▶ **Task prompt**
Tally how many lines of these entries hold the string "sauce". Return the number alone.

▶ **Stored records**
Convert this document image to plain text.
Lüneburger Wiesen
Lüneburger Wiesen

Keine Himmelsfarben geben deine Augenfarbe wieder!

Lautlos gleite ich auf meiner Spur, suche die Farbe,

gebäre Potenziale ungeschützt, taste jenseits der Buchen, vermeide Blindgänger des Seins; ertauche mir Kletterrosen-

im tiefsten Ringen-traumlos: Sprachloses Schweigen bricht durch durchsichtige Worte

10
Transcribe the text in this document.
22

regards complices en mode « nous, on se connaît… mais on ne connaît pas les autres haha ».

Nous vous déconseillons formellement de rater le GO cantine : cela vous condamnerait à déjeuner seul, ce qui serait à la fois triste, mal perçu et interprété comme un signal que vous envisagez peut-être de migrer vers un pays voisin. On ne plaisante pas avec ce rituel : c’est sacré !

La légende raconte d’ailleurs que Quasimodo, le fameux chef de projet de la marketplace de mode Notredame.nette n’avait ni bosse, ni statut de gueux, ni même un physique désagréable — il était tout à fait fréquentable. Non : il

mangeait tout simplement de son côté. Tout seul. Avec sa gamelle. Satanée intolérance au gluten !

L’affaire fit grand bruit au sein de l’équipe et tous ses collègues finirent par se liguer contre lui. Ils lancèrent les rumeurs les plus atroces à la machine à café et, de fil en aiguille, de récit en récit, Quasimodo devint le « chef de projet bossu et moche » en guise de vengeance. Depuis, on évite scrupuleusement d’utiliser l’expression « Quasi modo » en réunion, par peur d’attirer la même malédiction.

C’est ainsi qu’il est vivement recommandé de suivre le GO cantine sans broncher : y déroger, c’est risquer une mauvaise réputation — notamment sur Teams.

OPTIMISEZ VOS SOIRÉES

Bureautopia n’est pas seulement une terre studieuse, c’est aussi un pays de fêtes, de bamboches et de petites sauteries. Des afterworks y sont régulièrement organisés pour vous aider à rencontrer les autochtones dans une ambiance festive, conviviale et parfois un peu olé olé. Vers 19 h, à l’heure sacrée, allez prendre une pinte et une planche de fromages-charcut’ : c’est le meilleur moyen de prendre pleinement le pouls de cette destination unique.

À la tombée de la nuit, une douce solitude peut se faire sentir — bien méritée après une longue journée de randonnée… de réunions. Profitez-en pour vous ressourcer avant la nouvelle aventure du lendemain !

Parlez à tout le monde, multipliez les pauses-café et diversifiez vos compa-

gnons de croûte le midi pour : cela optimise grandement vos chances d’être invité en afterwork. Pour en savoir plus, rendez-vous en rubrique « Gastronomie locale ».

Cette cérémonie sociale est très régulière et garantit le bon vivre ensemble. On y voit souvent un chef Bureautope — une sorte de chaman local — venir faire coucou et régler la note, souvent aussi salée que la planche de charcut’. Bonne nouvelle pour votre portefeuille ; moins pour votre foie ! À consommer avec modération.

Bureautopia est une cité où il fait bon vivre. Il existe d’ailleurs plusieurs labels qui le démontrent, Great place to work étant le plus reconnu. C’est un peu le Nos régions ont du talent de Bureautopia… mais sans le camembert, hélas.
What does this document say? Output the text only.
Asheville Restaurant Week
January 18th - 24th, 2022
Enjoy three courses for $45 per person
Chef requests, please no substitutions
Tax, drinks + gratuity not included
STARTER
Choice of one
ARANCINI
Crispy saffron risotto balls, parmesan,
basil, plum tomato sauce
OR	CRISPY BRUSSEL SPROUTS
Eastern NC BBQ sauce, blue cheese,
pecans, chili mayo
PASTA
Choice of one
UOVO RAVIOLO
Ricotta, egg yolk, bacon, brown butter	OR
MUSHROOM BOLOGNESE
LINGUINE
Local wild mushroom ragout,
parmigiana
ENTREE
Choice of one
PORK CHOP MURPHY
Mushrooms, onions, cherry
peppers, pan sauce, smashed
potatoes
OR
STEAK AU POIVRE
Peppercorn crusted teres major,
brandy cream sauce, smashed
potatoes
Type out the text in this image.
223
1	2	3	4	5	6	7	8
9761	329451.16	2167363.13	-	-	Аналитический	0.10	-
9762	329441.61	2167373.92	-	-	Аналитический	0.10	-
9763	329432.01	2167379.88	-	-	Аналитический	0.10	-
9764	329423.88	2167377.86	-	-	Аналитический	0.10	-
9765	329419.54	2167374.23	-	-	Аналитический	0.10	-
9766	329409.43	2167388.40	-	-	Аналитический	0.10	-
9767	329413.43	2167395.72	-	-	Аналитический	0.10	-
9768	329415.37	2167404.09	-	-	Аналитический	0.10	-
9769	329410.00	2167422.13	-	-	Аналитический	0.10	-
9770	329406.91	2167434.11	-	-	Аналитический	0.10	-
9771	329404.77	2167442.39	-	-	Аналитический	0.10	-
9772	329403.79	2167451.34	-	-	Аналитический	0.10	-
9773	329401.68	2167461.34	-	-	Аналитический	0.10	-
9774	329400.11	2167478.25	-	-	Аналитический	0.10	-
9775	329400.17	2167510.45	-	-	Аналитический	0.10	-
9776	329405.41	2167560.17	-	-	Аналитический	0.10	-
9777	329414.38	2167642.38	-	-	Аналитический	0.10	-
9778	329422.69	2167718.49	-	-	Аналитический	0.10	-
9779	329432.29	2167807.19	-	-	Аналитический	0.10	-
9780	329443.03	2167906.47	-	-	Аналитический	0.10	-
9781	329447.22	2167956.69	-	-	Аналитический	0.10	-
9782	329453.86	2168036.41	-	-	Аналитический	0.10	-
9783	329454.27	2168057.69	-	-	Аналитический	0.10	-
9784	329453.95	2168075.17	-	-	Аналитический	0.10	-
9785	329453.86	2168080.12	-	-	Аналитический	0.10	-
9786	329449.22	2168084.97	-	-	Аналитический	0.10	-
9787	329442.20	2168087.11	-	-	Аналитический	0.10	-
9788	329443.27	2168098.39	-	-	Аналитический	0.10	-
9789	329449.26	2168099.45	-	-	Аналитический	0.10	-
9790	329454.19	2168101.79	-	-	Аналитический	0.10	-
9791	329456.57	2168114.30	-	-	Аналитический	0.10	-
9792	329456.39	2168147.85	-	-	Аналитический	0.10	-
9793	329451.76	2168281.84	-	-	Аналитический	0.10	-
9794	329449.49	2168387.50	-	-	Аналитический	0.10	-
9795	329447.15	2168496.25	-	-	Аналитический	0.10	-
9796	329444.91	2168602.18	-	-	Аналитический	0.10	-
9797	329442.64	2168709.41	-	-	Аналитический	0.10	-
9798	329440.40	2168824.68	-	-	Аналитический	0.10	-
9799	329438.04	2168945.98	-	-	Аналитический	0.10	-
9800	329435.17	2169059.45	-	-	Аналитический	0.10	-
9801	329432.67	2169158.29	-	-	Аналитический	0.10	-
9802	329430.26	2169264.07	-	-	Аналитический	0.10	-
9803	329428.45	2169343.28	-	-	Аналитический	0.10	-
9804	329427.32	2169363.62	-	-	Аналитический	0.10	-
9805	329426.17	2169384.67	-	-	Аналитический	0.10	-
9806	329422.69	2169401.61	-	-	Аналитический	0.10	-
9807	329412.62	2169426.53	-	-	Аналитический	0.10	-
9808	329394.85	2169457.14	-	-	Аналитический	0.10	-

▶ **Task solution**
4